START The data
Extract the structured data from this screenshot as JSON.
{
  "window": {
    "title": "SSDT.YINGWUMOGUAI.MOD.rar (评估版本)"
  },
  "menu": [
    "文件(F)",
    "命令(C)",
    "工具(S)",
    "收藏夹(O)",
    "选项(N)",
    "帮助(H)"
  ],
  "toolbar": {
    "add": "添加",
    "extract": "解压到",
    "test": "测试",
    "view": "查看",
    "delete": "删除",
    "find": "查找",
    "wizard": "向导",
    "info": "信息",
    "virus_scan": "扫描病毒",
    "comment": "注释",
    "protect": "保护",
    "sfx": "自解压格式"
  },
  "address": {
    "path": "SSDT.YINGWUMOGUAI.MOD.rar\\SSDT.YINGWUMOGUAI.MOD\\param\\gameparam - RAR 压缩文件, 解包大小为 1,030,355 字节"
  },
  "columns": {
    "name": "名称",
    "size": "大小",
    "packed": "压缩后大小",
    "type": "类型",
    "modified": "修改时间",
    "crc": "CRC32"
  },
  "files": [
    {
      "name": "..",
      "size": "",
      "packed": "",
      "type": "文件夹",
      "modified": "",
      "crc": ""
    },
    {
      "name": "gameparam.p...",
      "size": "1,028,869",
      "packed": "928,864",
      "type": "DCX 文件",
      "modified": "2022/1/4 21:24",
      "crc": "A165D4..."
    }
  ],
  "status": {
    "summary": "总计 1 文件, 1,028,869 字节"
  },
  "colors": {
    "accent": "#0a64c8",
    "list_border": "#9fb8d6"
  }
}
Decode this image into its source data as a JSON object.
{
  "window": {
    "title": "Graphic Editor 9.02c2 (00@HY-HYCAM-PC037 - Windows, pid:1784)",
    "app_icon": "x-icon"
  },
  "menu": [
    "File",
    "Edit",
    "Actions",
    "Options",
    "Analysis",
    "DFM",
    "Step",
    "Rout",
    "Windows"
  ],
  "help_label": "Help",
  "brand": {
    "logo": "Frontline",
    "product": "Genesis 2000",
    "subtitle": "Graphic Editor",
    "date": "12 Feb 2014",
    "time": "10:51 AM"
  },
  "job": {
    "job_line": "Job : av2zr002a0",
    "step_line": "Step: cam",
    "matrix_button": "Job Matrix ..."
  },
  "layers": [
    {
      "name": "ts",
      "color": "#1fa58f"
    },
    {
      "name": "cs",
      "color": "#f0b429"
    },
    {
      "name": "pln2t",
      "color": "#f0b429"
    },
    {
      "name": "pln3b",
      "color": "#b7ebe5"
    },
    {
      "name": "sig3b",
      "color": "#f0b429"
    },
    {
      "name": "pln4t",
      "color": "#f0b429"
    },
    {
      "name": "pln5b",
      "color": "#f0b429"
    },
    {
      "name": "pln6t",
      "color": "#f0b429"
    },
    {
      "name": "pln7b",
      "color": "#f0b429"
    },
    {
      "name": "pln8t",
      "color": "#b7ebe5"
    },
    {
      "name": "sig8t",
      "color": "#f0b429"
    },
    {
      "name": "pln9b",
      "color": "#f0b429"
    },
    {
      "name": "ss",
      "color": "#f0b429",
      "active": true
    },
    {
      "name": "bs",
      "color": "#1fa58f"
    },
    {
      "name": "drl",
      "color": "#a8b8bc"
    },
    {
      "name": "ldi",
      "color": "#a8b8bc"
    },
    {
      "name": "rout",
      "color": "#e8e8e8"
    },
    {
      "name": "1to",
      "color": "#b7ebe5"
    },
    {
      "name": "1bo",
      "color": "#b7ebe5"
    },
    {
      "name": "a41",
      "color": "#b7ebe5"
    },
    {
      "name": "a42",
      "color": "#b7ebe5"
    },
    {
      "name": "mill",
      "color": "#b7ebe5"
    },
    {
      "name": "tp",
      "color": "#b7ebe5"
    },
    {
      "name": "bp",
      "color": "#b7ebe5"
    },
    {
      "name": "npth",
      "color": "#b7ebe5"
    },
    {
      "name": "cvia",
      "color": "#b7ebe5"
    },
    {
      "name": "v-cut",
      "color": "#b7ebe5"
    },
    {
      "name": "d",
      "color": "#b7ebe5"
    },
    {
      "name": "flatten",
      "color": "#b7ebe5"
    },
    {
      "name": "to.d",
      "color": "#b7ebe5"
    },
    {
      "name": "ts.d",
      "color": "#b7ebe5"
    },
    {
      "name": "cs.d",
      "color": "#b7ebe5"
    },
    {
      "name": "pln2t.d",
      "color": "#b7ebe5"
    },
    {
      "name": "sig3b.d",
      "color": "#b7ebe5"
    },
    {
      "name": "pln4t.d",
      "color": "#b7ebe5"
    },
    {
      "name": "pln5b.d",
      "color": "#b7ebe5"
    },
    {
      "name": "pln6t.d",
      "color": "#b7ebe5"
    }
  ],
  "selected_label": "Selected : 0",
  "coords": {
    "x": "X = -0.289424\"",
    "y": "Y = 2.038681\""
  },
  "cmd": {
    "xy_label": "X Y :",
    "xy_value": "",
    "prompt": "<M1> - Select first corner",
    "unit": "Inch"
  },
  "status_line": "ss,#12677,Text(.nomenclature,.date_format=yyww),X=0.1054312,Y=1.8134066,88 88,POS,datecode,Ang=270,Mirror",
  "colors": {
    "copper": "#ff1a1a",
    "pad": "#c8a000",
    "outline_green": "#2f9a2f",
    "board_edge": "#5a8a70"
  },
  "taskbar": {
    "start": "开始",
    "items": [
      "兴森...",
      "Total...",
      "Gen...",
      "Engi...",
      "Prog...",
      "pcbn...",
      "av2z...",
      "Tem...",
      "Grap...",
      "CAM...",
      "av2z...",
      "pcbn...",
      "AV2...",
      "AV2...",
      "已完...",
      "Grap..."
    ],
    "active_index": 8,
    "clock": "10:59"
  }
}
END The data
If a line of the records includes the string "YINGWUMOGUAI", copy it out.

    "title": "SSDT.YINGWUMOGUAI.MOD.rar (评估版本)"
    "path": "SSDT.YINGWUMOGUAI.MOD.rar\\SSDT.YINGWUMOGUAI.MOD\\param\\gameparam - RAR 压缩文件, 解包大小为 1,030,355 字节"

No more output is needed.